== Task data

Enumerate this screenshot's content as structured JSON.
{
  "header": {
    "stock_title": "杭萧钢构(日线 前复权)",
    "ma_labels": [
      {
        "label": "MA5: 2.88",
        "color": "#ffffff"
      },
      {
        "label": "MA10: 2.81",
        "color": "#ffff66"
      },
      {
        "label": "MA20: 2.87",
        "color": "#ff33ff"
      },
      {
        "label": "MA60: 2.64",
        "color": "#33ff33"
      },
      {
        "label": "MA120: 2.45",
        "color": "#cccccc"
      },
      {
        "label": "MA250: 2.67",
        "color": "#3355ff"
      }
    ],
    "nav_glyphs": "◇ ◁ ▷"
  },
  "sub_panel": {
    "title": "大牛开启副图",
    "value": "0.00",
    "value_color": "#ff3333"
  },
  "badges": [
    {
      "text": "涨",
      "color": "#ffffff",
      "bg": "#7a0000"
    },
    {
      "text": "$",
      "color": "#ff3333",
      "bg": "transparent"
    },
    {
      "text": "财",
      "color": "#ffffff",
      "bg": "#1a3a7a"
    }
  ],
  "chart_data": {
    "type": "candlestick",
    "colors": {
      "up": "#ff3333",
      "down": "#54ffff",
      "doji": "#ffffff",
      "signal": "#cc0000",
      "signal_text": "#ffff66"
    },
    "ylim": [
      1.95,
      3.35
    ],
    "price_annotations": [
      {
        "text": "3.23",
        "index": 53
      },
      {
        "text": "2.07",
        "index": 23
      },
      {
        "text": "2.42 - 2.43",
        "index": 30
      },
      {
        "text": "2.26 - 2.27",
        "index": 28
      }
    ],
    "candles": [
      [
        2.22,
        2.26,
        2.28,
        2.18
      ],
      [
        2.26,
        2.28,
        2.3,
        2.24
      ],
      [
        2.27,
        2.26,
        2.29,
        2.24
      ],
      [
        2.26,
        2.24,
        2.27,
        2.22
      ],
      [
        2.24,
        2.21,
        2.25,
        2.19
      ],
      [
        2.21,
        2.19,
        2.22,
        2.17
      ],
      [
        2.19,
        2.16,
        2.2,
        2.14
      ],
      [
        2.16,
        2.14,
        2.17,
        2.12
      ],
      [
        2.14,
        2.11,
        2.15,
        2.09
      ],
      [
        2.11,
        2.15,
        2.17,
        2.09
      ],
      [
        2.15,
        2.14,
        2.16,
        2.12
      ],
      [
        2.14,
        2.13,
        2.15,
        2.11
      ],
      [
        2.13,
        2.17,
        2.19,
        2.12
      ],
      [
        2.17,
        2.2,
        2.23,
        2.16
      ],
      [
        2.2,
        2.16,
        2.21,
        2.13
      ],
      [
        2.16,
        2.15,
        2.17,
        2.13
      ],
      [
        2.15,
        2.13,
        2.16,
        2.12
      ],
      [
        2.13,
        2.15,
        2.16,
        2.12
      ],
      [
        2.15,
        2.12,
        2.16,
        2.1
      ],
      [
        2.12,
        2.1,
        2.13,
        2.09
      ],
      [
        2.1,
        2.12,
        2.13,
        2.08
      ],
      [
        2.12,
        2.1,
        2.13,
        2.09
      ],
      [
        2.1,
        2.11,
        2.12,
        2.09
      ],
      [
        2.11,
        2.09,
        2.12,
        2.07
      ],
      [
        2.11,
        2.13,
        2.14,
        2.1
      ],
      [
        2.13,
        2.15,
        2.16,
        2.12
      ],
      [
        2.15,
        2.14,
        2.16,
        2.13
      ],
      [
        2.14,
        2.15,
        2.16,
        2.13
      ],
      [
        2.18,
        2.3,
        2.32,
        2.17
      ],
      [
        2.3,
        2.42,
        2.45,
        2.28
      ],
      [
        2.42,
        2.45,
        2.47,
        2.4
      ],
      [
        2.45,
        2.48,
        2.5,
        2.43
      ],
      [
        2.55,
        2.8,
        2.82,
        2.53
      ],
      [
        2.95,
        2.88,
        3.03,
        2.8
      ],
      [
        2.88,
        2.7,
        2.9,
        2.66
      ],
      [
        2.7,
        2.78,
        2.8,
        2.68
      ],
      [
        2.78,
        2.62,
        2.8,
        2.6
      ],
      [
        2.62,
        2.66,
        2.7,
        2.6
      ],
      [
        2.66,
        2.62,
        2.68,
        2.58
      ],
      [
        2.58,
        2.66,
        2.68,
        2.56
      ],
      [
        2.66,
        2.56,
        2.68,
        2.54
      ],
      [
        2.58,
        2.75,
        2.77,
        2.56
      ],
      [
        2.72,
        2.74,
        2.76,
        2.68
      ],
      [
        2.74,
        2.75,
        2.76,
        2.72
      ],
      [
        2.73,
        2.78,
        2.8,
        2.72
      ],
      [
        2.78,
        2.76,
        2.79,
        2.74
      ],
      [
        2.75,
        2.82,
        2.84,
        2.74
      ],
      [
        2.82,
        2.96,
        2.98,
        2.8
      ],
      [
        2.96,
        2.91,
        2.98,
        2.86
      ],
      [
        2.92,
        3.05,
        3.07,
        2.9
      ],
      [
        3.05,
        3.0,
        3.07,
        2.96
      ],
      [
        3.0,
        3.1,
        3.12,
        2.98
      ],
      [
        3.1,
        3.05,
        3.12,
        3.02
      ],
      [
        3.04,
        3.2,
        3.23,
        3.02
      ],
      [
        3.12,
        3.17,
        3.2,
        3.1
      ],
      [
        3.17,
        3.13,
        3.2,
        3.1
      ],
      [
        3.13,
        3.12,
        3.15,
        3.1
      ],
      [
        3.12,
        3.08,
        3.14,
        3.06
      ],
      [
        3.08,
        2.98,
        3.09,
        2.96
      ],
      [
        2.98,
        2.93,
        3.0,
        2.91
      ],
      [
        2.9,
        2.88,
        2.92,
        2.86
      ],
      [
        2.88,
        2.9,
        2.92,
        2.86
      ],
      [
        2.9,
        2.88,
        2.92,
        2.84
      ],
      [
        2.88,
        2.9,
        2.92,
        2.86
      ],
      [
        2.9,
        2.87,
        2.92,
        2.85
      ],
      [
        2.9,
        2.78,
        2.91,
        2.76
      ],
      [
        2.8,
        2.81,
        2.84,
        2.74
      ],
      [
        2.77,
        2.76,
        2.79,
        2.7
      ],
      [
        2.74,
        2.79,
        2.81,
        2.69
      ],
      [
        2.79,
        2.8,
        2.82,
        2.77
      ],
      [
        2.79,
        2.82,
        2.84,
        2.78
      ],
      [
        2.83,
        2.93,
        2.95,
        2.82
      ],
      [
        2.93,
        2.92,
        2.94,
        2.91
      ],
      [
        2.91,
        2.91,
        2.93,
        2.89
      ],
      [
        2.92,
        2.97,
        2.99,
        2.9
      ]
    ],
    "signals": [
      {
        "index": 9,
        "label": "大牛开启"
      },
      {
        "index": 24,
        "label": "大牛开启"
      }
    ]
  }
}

====

Exercise directions:
Copy out all lines that carry the word "ffffff".

Full solution:
        "color": "#ffffff"
      "color": "#ffffff",
      "color": "#ffffff",
      "doji": "#ffffff",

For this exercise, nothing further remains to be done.